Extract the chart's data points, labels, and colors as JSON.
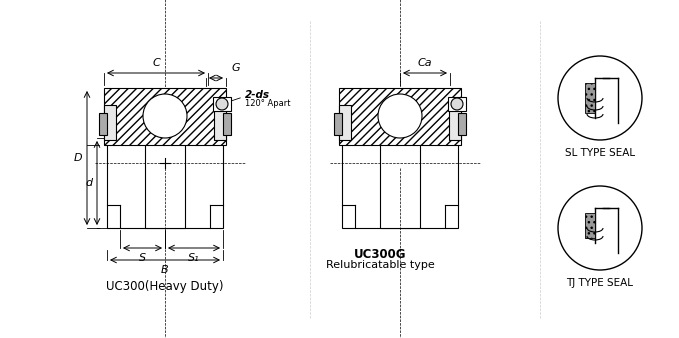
{
  "bg_color": "#ffffff",
  "line_color": "#000000",
  "hatch_color": "#000000",
  "title_uc300": "UC300(Heavy Duty)",
  "title_uc300g": "UC300G",
  "subtitle_uc300g": "Relubricatable type",
  "label_C": "C",
  "label_G": "G",
  "label_2ds": "2-ds",
  "label_120apart": "120° Apart",
  "label_D": "D",
  "label_d": "d",
  "label_S": "S",
  "label_S1": "S₁",
  "label_B": "B",
  "label_Ca": "Ca",
  "label_sl": "SL TYPE SEAL",
  "label_tj": "TJ TYPE SEAL",
  "fig_width": 6.79,
  "fig_height": 3.38
}
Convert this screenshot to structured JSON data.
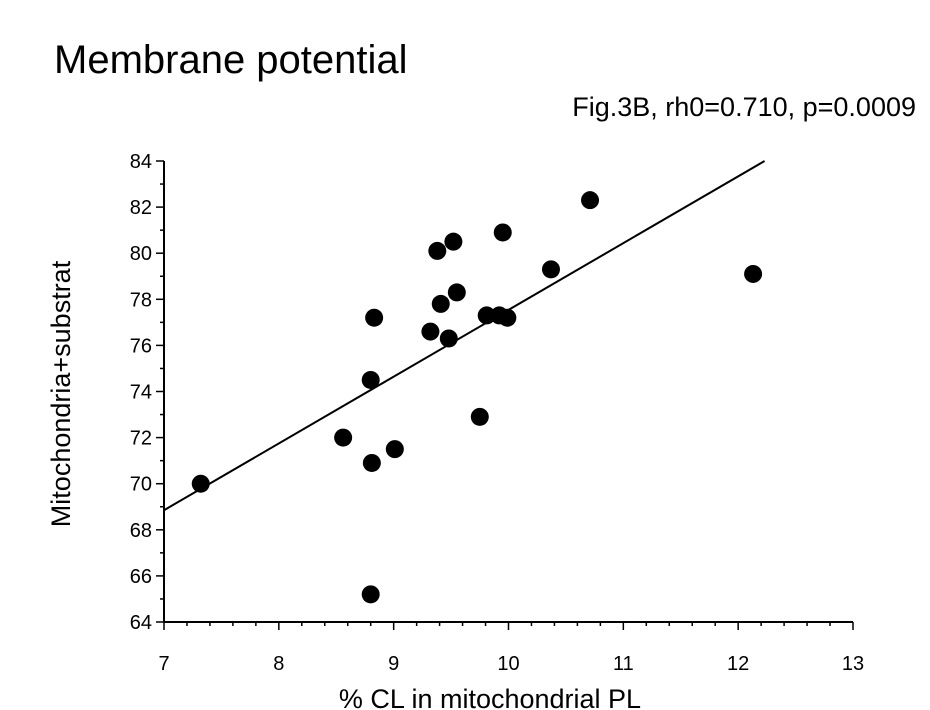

+++

→ SET PROBLEM: Print each line of the material above exactly, with the pictures removed from your copy.

→ SOLUTION TO THIS EXERCISE:
Extract the chart's data points, labels, and colors as JSON.
{
  "bg_color": "#ffffff",
  "line_color": "#000000",
  "hatch_color": "#000000",
  "title_uc300": "UC300(Heavy Duty)",
  "title_uc300g": "UC300G",
  "subtitle_uc300g": "Relubricatable type",
  "label_C": "C",
  "label_G": "G",
  "label_2ds": "2-ds",
  "label_120apart": "120° Apart",
  "label_D": "D",
  "label_d": "d",
  "label_S": "S",
  "label_S1": "S₁",
  "label_B": "B",
  "label_Ca": "Ca",
  "label_sl": "SL TYPE SEAL",
  "label_tj": "TJ TYPE SEAL",
  "fig_width": 6.79,
  "fig_height": 3.38
}
Convert this screenshot to structured JSON data.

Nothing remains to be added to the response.